### Data rows ###
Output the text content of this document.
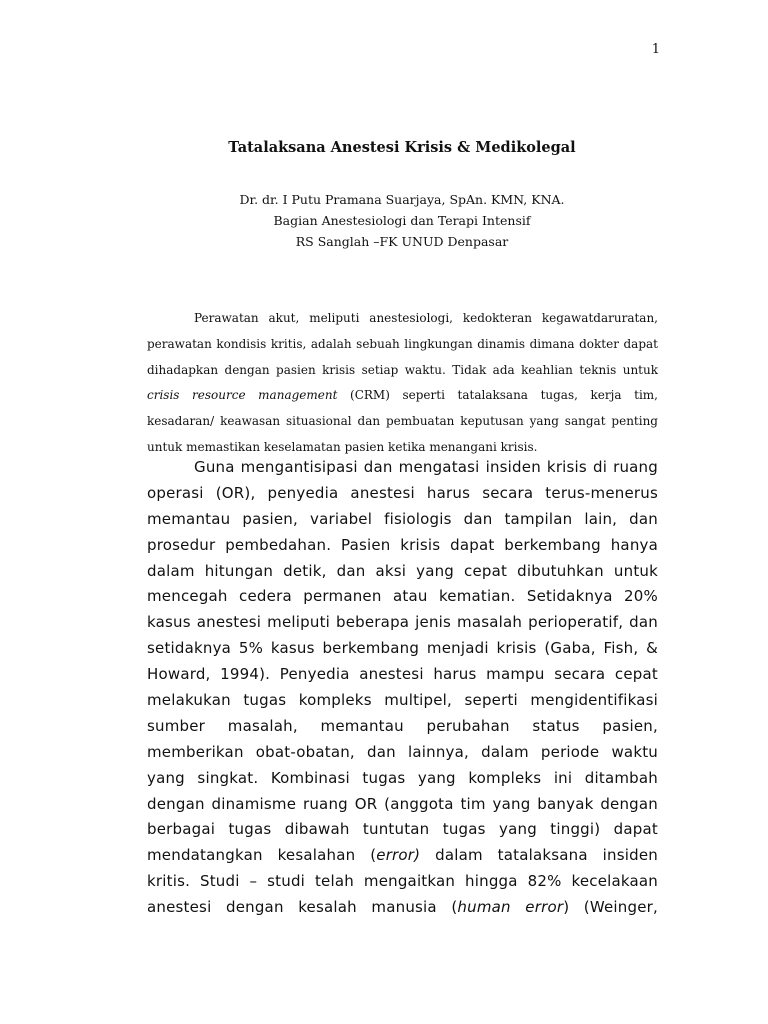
1
Tatalaksana Anestesi Krisis & Medikolegal
Dr. dr. I Putu Pramana Suarjaya, SpAn. KMN, KNA.
Bagian Anestesiologi dan Terapi Intensif
RS Sanglah –FK UNUD Denpasar
Perawatan akut, meliputi anestesiologi, kedokteran kegawatdaruratan,
perawatan kondisis kritis, adalah sebuah lingkungan dinamis dimana dokter dapat
dihadapkan dengan pasien krisis setiap waktu. Tidak ada keahlian teknis untuk
crisis resource management (CRM) seperti tatalaksana tugas, kerja tim,
kesadaran/ keawasan situasional dan pembuatan keputusan yang sangat penting
untuk memastikan keselamatan pasien ketika menangani krisis.
Guna mengantisipasi dan mengatasi insiden krisis di ruang
operasi (OR), penyedia anestesi harus secara terus-menerus
memantau pasien, variabel fisiologis dan tampilan lain, dan
prosedur pembedahan. Pasien krisis dapat berkembang hanya
dalam hitungan detik, dan aksi yang cepat dibutuhkan untuk
mencegah cedera permanen atau kematian. Setidaknya 20%
kasus anestesi meliputi beberapa jenis masalah perioperatif, dan
setidaknya 5% kasus berkembang menjadi krisis (Gaba, Fish, &
Howard, 1994). Penyedia anestesi harus mampu secara cepat
melakukan tugas kompleks multipel, seperti mengidentifikasi
sumber masalah, memantau perubahan status pasien,
memberikan obat-obatan, dan lainnya, dalam periode waktu
yang singkat. Kombinasi tugas yang kompleks ini ditambah
dengan dinamisme ruang OR (anggota tim yang banyak dengan
berbagai tugas dibawah tuntutan tugas yang tinggi) dapat
mendatangkan kesalahan (error) dalam tatalaksana insiden
kritis. Studi – studi telah mengaitkan hingga 82% kecelakaan
anestesi dengan kesalah manusia (human error) (Weinger,
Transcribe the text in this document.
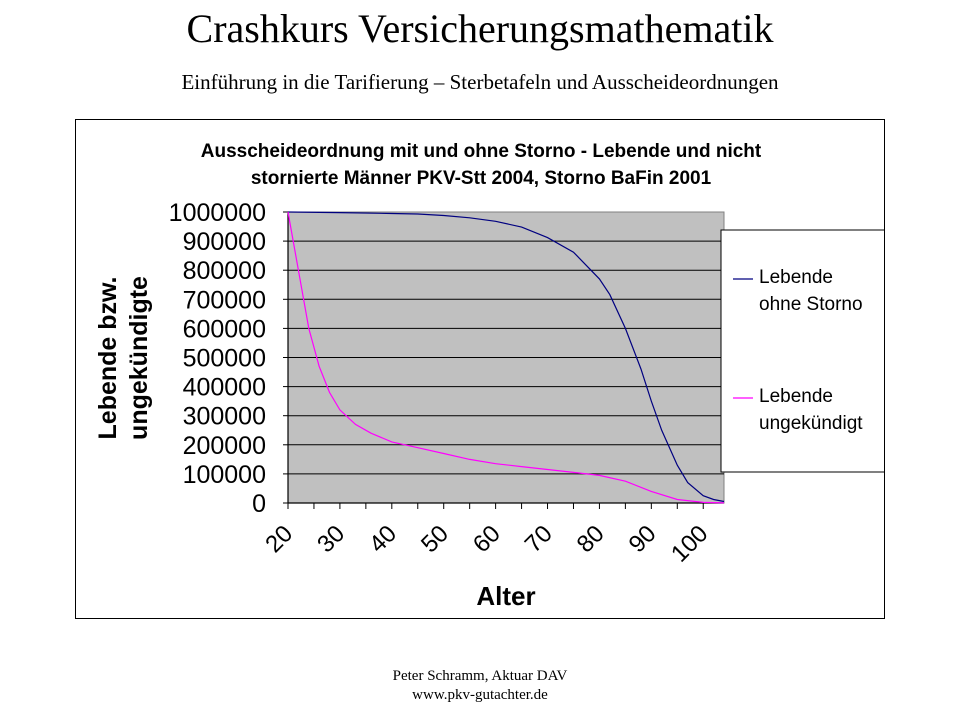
Crashkurs Versicherungsmathematik
Einführung in die Tarifierung – Sterbetafeln und Ausscheideordnungen
Ausscheideordnung mit und ohne Storno - Lebende und nicht
stornierte Männer PKV-Stt 2004, Storno BaFin 2001
1000000
900000
800000
700000
600000
500000
400000
300000
200000
100000
0
20 30 40 50 60 70 80 90 100
Alter
Lebende bzw. ungekündigte	Lebende
ohne Storno
Lebende
ungekündigt
Peter Schramm, Aktuar DAV
www.pkv-gutachter.de
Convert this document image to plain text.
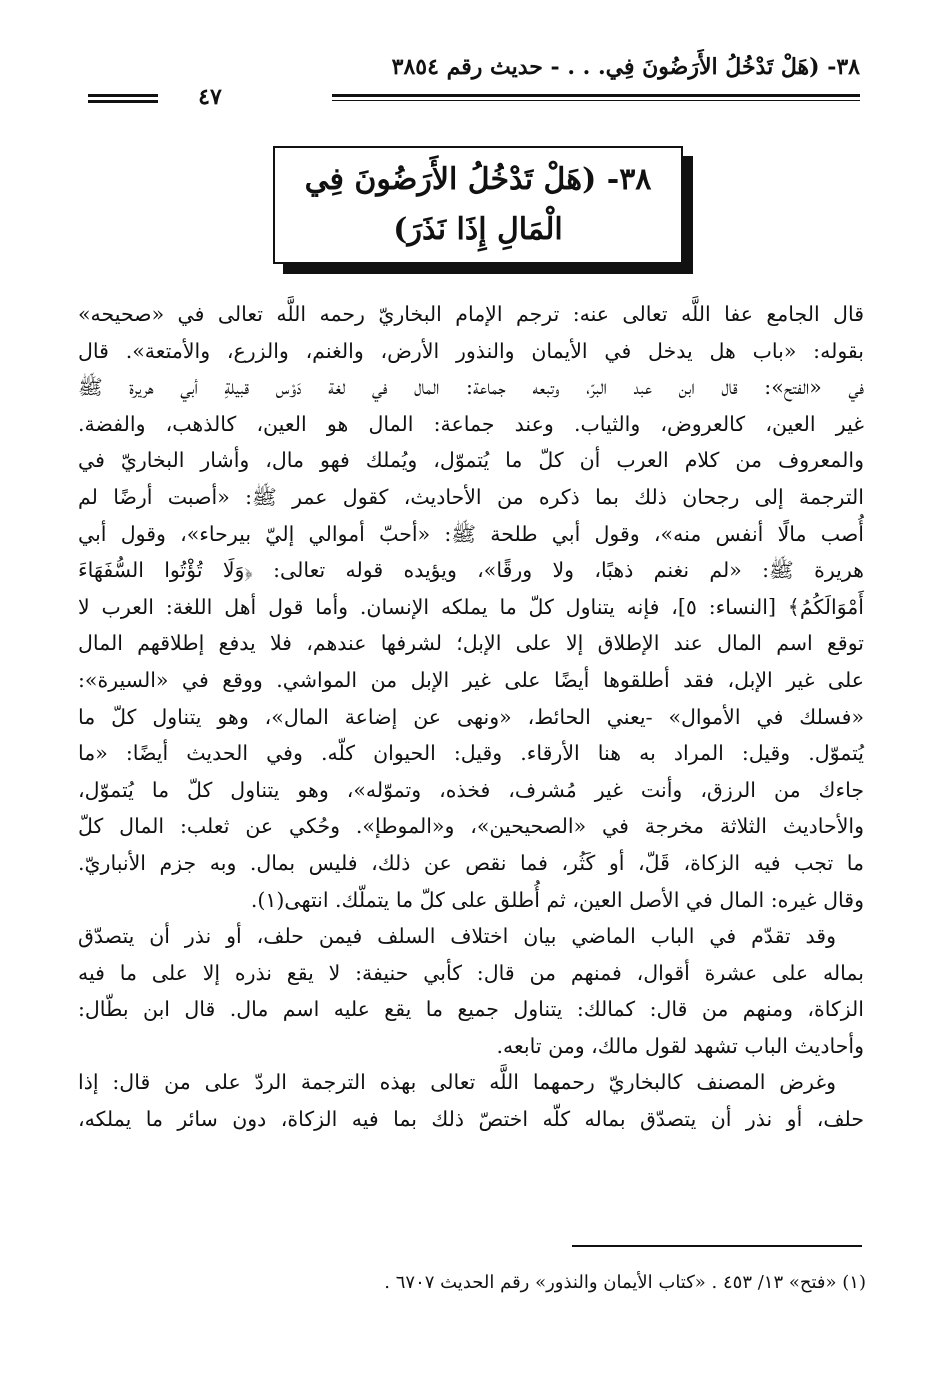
٣٨- (هَلْ تَدْخُلُ الأَرَضُونَ فِي. . . - حديث رقم ٣٨٥٤
٤٧
٣٨- (هَلْ تَدْخُلُ الأَرَضُونَ فِي
الْمَالِ إِذَا نَذَرَ)
قال الجامع عفا اللَّه تعالى عنه: ترجم الإمام البخاريّ رحمه اللَّه تعالى في «صحيحه»
بقوله: «باب هل يدخل في الأيمان والنذور الأرض، والغنم، والزرع، والأمتعة». قال
في «الفتح»: قال ابن عبد البرّ، وتبعه جماعة: المال في لغة دَوْس قبيلةِ أبي هريرة ﷺ
غير العين، كالعروض، والثياب. وعند جماعة: المال هو العين، كالذهب، والفضة.
والمعروف من كلام العرب أن كلّ ما يُتموّل، ويُملك فهو مال، وأشار البخاريّ في
الترجمة إلى رجحان ذلك بما ذكره من الأحاديث، كقول عمر ﷺ: «أصبت أرضًا لم
أُصب مالًا أنفس منه»، وقول أبي طلحة ﷺ: «أحبّ أموالي إليّ بيرحاء»، وقول أبي
هريرة ﷺ: «لم نغنم ذهبًا، ولا ورقًا»، ويؤيده قوله تعالى: ﴿وَلَا تُؤْتُوا السُّفَهَاءَ
أَمْوَالَكُمُ﴾ [النساء: ٥]، فإنه يتناول كلّ ما يملكه الإنسان. وأما قول أهل اللغة: العرب لا
توقع اسم المال عند الإطلاق إلا على الإبل؛ لشرفها عندهم، فلا يدفع إطلاقهم المال
على غير الإبل، فقد أطلقوها أيضًا على غير الإبل من المواشي. ووقع في «السيرة»:
«فسلك في الأموال» -يعني الحائط، «ونهى عن إضاعة المال»، وهو يتناول كلّ ما
يُتموّل. وقيل: المراد به هنا الأرقاء. وقيل: الحيوان كلّه. وفي الحديث أيضًا: «ما
جاءك من الرزق، وأنت غير مُشرف، فخذه، وتموّله»، وهو يتناول كلّ ما يُتموّل،
والأحاديث الثلاثة مخرجة في «الصحيحين»، و«الموطإ». وحُكي عن ثعلب: المال كلّ
ما تجب فيه الزكاة، قَلّ، أو كَثُر، فما نقص عن ذلك، فليس بمال. وبه جزم الأنباريّ.
وقال غيره: المال في الأصل العين، ثم أُطلق على كلّ ما يتملّك. انتهى(١).
وقد تقدّم في الباب الماضي بيان اختلاف السلف فيمن حلف، أو نذر أن يتصدّق
بماله على عشرة أقوال، فمنهم من قال: كأبي حنيفة: لا يقع نذره إلا على ما فيه
الزكاة، ومنهم من قال: كمالك: يتناول جميع ما يقع عليه اسم مال. قال ابن بطّال:
وأحاديث الباب تشهد لقول مالك، ومن تابعه.
وغرض المصنف كالبخاريّ رحمهما اللَّه تعالى بهذه الترجمة الردّ على من قال: إذا
حلف، أو نذر أن يتصدّق بماله كلّه اختصّ ذلك بما فيه الزكاة، دون سائر ما يملكه،
(١) «فتح» ١٣/ ٤٥٣ . «كتاب الأيمان والنذور» رقم الحديث ٦٧٠٧ .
###
Written exercise: Write out again every line above exactly as given; the pictures do not belong in the copy.

Written solution:
Output the text content of this document.
1
Tatalaksana Anestesi Krisis & Medikolegal
Dr. dr. I Putu Pramana Suarjaya, SpAn. KMN, KNA.
Bagian Anestesiologi dan Terapi Intensif
RS Sanglah –FK UNUD Denpasar
Perawatan akut, meliputi anestesiologi, kedokteran kegawatdaruratan,
perawatan kondisis kritis, adalah sebuah lingkungan dinamis dimana dokter dapat
dihadapkan dengan pasien krisis setiap waktu. Tidak ada keahlian teknis untuk
crisis resource management (CRM) seperti tatalaksana tugas, kerja tim,
kesadaran/ keawasan situasional dan pembuatan keputusan yang sangat penting
untuk memastikan keselamatan pasien ketika menangani krisis.
Guna mengantisipasi dan mengatasi insiden krisis di ruang
operasi (OR), penyedia anestesi harus secara terus-menerus
memantau pasien, variabel fisiologis dan tampilan lain, dan
prosedur pembedahan. Pasien krisis dapat berkembang hanya
dalam hitungan detik, dan aksi yang cepat dibutuhkan untuk
mencegah cedera permanen atau kematian. Setidaknya 20%
kasus anestesi meliputi beberapa jenis masalah perioperatif, dan
setidaknya 5% kasus berkembang menjadi krisis (Gaba, Fish, &
Howard, 1994). Penyedia anestesi harus mampu secara cepat
melakukan tugas kompleks multipel, seperti mengidentifikasi
sumber masalah, memantau perubahan status pasien,
memberikan obat-obatan, dan lainnya, dalam periode waktu
yang singkat. Kombinasi tugas yang kompleks ini ditambah
dengan dinamisme ruang OR (anggota tim yang banyak dengan
berbagai tugas dibawah tuntutan tugas yang tinggi) dapat
mendatangkan kesalahan (error) dalam tatalaksana insiden
kritis. Studi – studi telah mengaitkan hingga 82% kecelakaan
anestesi dengan kesalah manusia (human error) (Weinger,
Transcribe the text in this document.
Crashkurs Versicherungsmathematik
Einführung in die Tarifierung – Sterbetafeln und Ausscheideordnungen
Ausscheideordnung mit und ohne Storno - Lebende und nicht
stornierte Männer PKV-Stt 2004, Storno BaFin 2001
1000000
900000
800000
700000
600000
500000
400000
300000
200000
100000
0
20 30 40 50 60 70 80 90 100
Alter
Lebende bzw. ungekündigte	Lebende
ohne Storno
Lebende
ungekündigt
Peter Schramm, Aktuar DAV
www.pkv-gutachter.de
Convert this document image to plain text.
٣٨- (هَلْ تَدْخُلُ الأَرَضُونَ فِي. . . - حديث رقم ٣٨٥٤
٤٧
٣٨- (هَلْ تَدْخُلُ الأَرَضُونَ فِي
الْمَالِ إِذَا نَذَرَ)
قال الجامع عفا اللَّه تعالى عنه: ترجم الإمام البخاريّ رحمه اللَّه تعالى في «صحيحه»
بقوله: «باب هل يدخل في الأيمان والنذور الأرض، والغنم، والزرع، والأمتعة». قال
في «الفتح»: قال ابن عبد البرّ، وتبعه جماعة: المال في لغة دَوْس قبيلةِ أبي هريرة ﷺ
غير العين، كالعروض، والثياب. وعند جماعة: المال هو العين، كالذهب، والفضة.
والمعروف من كلام العرب أن كلّ ما يُتموّل، ويُملك فهو مال، وأشار البخاريّ في
الترجمة إلى رجحان ذلك بما ذكره من الأحاديث، كقول عمر ﷺ: «أصبت أرضًا لم
أُصب مالًا أنفس منه»، وقول أبي طلحة ﷺ: «أحبّ أموالي إليّ بيرحاء»، وقول أبي
هريرة ﷺ: «لم نغنم ذهبًا، ولا ورقًا»، ويؤيده قوله تعالى: ﴿وَلَا تُؤْتُوا السُّفَهَاءَ
أَمْوَالَكُمُ﴾ [النساء: ٥]، فإنه يتناول كلّ ما يملكه الإنسان. وأما قول أهل اللغة: العرب لا
توقع اسم المال عند الإطلاق إلا على الإبل؛ لشرفها عندهم، فلا يدفع إطلاقهم المال
على غير الإبل، فقد أطلقوها أيضًا على غير الإبل من المواشي. ووقع في «السيرة»:
«فسلك في الأموال» -يعني الحائط، «ونهى عن إضاعة المال»، وهو يتناول كلّ ما
يُتموّل. وقيل: المراد به هنا الأرقاء. وقيل: الحيوان كلّه. وفي الحديث أيضًا: «ما
جاءك من الرزق، وأنت غير مُشرف، فخذه، وتموّله»، وهو يتناول كلّ ما يُتموّل،
والأحاديث الثلاثة مخرجة في «الصحيحين»، و«الموطإ». وحُكي عن ثعلب: المال كلّ
ما تجب فيه الزكاة، قَلّ، أو كَثُر، فما نقص عن ذلك، فليس بمال. وبه جزم الأنباريّ.
وقال غيره: المال في الأصل العين، ثم أُطلق على كلّ ما يتملّك. انتهى(١).
وقد تقدّم في الباب الماضي بيان اختلاف السلف فيمن حلف، أو نذر أن يتصدّق
بماله على عشرة أقوال، فمنهم من قال: كأبي حنيفة: لا يقع نذره إلا على ما فيه
الزكاة، ومنهم من قال: كمالك: يتناول جميع ما يقع عليه اسم مال. قال ابن بطّال:
وأحاديث الباب تشهد لقول مالك، ومن تابعه.
وغرض المصنف كالبخاريّ رحمهما اللَّه تعالى بهذه الترجمة الردّ على من قال: إذا
حلف، أو نذر أن يتصدّق بماله كلّه اختصّ ذلك بما فيه الزكاة، دون سائر ما يملكه،
(١) «فتح» ١٣/ ٤٥٣ . «كتاب الأيمان والنذور» رقم الحديث ٦٧٠٧ .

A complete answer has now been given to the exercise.